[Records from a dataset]
· · · · · · ·

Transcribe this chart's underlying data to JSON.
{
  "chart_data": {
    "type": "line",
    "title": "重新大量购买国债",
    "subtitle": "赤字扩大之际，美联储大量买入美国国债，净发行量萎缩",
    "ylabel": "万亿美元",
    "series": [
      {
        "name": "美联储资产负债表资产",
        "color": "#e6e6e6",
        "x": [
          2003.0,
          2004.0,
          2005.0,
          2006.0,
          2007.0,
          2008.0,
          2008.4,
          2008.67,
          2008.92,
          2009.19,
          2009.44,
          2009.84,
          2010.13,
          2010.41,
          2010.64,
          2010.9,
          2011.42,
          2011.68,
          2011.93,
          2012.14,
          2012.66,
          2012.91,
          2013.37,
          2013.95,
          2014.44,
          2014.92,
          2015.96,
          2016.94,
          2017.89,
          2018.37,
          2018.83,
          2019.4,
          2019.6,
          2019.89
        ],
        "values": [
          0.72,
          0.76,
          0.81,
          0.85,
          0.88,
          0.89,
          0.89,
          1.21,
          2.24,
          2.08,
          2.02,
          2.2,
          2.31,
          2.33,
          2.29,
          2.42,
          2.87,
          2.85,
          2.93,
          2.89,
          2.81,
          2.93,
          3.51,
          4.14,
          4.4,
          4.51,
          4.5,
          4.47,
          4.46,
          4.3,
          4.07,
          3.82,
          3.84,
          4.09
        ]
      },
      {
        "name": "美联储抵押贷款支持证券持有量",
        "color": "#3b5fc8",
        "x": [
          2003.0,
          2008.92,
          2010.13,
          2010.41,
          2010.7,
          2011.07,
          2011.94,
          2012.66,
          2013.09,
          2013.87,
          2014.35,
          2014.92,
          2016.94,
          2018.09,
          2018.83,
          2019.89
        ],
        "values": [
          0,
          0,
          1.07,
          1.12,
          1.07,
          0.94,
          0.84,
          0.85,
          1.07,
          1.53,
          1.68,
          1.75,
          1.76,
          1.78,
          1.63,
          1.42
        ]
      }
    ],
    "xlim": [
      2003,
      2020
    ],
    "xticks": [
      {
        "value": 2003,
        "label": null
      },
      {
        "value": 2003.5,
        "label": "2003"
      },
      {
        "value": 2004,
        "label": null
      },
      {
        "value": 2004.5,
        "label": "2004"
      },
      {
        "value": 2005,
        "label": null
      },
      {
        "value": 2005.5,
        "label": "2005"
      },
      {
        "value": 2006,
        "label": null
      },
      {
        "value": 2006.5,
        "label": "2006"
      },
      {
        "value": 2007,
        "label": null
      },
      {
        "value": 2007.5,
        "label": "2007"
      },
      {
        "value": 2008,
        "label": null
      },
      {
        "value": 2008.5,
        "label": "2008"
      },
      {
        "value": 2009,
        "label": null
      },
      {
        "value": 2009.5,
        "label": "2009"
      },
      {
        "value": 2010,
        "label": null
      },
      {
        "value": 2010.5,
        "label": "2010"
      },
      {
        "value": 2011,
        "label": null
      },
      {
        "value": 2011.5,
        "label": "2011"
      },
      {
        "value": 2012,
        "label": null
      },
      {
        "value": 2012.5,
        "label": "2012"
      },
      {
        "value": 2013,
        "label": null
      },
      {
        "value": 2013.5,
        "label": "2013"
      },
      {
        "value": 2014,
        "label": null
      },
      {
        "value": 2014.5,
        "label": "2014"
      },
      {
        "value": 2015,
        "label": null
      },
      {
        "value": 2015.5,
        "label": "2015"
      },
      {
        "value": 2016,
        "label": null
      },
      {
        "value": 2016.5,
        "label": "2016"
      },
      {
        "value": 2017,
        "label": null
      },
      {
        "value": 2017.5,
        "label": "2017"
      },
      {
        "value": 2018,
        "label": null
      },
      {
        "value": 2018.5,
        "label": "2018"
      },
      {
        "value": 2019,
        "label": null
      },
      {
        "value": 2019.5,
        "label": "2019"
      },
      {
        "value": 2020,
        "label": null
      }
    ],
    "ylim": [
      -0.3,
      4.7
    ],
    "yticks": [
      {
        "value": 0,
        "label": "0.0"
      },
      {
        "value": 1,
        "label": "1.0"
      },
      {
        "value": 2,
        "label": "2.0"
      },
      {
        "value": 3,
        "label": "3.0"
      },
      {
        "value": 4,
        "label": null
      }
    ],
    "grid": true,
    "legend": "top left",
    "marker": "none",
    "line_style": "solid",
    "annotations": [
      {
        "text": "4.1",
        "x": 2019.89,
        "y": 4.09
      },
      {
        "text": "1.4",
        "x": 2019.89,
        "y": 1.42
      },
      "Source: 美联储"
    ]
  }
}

· · · · · · ·

The exercise –
Your task is to list each line of the records with the word "name".

Written response –
        "name": "美联储资产负债表资产",
        "name": "美联储抵押贷款支持证券持有量",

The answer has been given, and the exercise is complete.